▶ [DATA SHOWN]

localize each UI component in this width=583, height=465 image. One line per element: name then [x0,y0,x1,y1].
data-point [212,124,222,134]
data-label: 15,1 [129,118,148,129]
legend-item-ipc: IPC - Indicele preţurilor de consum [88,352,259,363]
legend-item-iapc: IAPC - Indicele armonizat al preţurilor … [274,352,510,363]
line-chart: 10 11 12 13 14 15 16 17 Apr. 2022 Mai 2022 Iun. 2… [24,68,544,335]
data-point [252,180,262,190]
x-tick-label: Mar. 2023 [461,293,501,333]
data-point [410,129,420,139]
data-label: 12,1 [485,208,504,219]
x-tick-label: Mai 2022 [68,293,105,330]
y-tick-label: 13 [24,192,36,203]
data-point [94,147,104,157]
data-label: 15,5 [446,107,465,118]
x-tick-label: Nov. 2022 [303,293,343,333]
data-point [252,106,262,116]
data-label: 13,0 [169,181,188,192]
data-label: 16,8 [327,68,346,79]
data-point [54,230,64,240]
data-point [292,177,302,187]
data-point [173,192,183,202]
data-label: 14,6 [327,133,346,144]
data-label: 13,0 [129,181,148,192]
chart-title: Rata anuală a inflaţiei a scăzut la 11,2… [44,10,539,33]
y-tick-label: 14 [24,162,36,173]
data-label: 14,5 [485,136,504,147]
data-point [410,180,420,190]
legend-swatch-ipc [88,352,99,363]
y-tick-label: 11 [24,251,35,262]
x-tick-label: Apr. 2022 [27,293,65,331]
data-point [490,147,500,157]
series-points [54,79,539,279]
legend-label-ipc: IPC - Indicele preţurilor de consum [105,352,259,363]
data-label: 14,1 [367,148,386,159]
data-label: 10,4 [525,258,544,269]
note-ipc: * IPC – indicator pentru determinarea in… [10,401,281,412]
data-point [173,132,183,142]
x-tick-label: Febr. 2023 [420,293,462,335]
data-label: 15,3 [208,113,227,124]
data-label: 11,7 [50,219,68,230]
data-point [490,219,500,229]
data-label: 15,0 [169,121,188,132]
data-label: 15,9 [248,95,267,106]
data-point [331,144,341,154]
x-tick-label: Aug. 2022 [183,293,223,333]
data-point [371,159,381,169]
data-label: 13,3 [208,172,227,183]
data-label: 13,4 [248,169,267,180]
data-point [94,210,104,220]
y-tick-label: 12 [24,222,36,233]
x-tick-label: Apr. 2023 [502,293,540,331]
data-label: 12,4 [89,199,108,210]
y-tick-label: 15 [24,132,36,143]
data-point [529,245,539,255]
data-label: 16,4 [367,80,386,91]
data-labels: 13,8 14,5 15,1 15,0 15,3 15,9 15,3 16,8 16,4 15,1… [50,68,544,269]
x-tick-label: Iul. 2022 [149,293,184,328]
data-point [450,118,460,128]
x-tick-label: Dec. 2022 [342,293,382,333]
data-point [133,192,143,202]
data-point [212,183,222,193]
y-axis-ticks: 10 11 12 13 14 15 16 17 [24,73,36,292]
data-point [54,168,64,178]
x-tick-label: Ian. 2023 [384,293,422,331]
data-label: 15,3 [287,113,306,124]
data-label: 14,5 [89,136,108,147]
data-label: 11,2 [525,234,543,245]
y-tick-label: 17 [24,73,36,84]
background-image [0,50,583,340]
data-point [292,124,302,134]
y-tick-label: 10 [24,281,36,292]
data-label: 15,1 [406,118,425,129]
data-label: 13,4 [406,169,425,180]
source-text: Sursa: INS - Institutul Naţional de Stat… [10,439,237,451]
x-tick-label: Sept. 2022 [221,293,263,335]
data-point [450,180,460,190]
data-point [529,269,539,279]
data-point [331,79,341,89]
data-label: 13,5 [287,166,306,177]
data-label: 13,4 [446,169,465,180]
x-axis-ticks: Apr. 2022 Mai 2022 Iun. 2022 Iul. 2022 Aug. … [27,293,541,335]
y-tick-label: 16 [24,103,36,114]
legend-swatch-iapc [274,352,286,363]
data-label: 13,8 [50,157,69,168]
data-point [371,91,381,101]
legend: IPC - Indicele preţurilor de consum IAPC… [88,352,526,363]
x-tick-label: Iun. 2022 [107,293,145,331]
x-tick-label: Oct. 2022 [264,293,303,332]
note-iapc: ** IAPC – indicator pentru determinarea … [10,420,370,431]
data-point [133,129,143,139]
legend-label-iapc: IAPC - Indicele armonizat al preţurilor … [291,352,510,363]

▶ [DIRECTION] Recast every line of the items above as a Markdown table with the columns No. and Line, one numbered row per line and no rows for blank lines.

▶ [FINISHED ANSWER]
| No. | Line |
|---|---|
| 1 | localize each UI component in this width=583, height=465 image. One line per element: name then [x0,y0,x1,y1]. |
| 2 | data-point [212,124,222,134] |
| 3 | data-label: 15,1 [129,118,148,129] |
| 4 | legend-item-ipc: IPC - Indicele preţurilor de consum [88,352,259,363] |
| 5 | legend-item-iapc: IAPC - Indicele armonizat al preţurilor … [274,352,510,363] |
| 6 | line-chart: 10 11 12 13 14 15 16 17 Apr. 2022 Mai 2022 Iun. 2… [24,68,544,335] |
| 7 | data-point [252,180,262,190] |
| 8 | x-tick-label: Mar. 2023 [461,293,501,333] |
| 9 | data-point [410,129,420,139] |
| 10 | data-label: 12,1 [485,208,504,219] |
| 11 | x-tick-label: Mai 2022 [68,293,105,330] |
| 12 | y-tick-label: 13 [24,192,36,203] |
| 13 | data-point [94,147,104,157] |
| 14 | data-label: 15,5 [446,107,465,118] |
| 15 | x-tick-label: Nov. 2022 [303,293,343,333] |
| 16 | data-point [252,106,262,116] |
| 17 | data-label: 13,0 [169,181,188,192] |
| 18 | data-label: 16,8 [327,68,346,79] |
| 19 | data-point [54,230,64,240] |
| 20 | data-point [292,177,302,187] |
| 21 | data-point [173,192,183,202] |
| 22 | data-label: 14,6 [327,133,346,144] |
| 23 | data-label: 13,0 [129,181,148,192] |
| 24 | chart-title: Rata anuală a inflaţiei a scăzut la 11,2… [44,10,539,33] |
| 25 | y-tick-label: 14 [24,162,36,173] |
| 26 | data-label: 14,5 [485,136,504,147] |
| 27 | data-point [410,180,420,190] |
| 28 | legend-swatch-ipc [88,352,99,363] |
| 29 | y-tick-label: 11 [24,251,35,262] |
| 30 | x-tick-label: Apr. 2022 [27,293,65,331] |
| 31 | data-point [490,147,500,157] |
| 32 | series-points [54,79,539,279] |
| 33 | legend-label-ipc: IPC - Indicele preţurilor de consum [105,352,259,363] |
| 34 | data-label: 14,1 [367,148,386,159] |
| 35 | data-label: 10,4 [525,258,544,269] |
| 36 | note-ipc: * IPC – indicator pentru determinarea in… [10,401,281,412] |
| 37 | data-point [173,132,183,142] |
| 38 | x-tick-label: Febr. 2023 [420,293,462,335] |
| 39 | data-label: 15,3 [208,113,227,124] |
| 40 | data-label: 11,7 [50,219,68,230] |
| 41 | data-point [490,219,500,229] |
| 42 | data-label: 15,0 [169,121,188,132] |
| 43 | data-label: 15,9 [248,95,267,106] |
| 44 | data-point [331,144,341,154] |
| 45 | x-tick-label: Aug. 2022 [183,293,223,333] |
| 46 | data-point [371,159,381,169] |
| 47 | data-label: 13,3 [208,172,227,183] |
| 48 | data-label: 13,4 [248,169,267,180] |
| 49 | data-point [94,210,104,220] |
| 50 | y-tick-label: 12 [24,222,36,233] |
| 51 | x-tick-label: Apr. 2023 [502,293,540,331] |
| 52 | data-label: 12,4 [89,199,108,210] |
| 53 | y-tick-label: 15 [24,132,36,143] |
| 54 | data-point [529,245,539,255] |
| 55 | data-label: 16,4 [367,80,386,91] |
| 56 | data-labels: 13,8 14,5 15,1 15,0 15,3 15,9 15,3 16,8 16,4 15,1… [50,68,544,269] |
| 57 | x-tick-label: Iul. 2022 [149,293,184,328] |
| 58 | data-point [450,118,460,128] |
| 59 | x-tick-label: Dec. 2022 [342,293,382,333] |
| 60 | data-point [133,192,143,202] |
| 61 | data-point [212,183,222,193] |
| 62 | y-axis-ticks: 10 11 12 13 14 15 16 17 [24,73,36,292] |
| 63 | data-point [54,168,64,178] |
| 64 | x-tick-label: Ian. 2023 [384,293,422,331] |
| 65 | data-label: 15,3 [287,113,306,124] |
| 66 | data-label: 14,5 [89,136,108,147] |
| 67 | data-label: 11,2 [525,234,543,245] |
| 68 | y-tick-label: 17 [24,73,36,84] |
| 69 | background-image [0,50,583,340] |
| 70 | data-point [292,124,302,134] |
| 71 | y-tick-label: 10 [24,281,36,292] |
| 72 | data-label: 15,1 [406,118,425,129] |
| 73 | data-label: 13,4 [406,169,425,180] |
| 74 | source-text: Sursa: INS - Institutul Naţional de Stat… [10,439,237,451] |
| 75 | x-tick-label: Sept. 2022 [221,293,263,335] |
| 76 | data-point [450,180,460,190] |
| 77 | data-point [529,269,539,279] |
| 78 | data-point [331,79,341,89] |
| 79 | data-label: 13,5 [287,166,306,177] |
| 80 | data-label: 13,4 [446,169,465,180] |
| 81 | x-axis-ticks: Apr. 2022 Mai 2022 Iun. 2022 Iul. 2022 Aug. … [27,293,541,335] |
| 82 | y-tick-label: 16 [24,103,36,114] |
| 83 | legend-swatch-iapc [274,352,286,363] |
| 84 | data-label: 13,8 [50,157,69,168] |
| 85 | data-point [371,91,381,101] |
| 86 | legend: IPC - Indicele preţurilor de consum IAPC… [88,352,526,363] |
| 87 | x-tick-label: Iun. 2022 [107,293,145,331] |
| 88 | x-tick-label: Oct. 2022 [264,293,303,332] |
| 89 | note-iapc: ** IAPC – indicator pentru determinarea … [10,420,370,431] |
| 90 | data-point [133,129,143,139] |
| 91 | legend-label-iapc: IAPC - Indicele armonizat al preţurilor … [291,352,510,363] |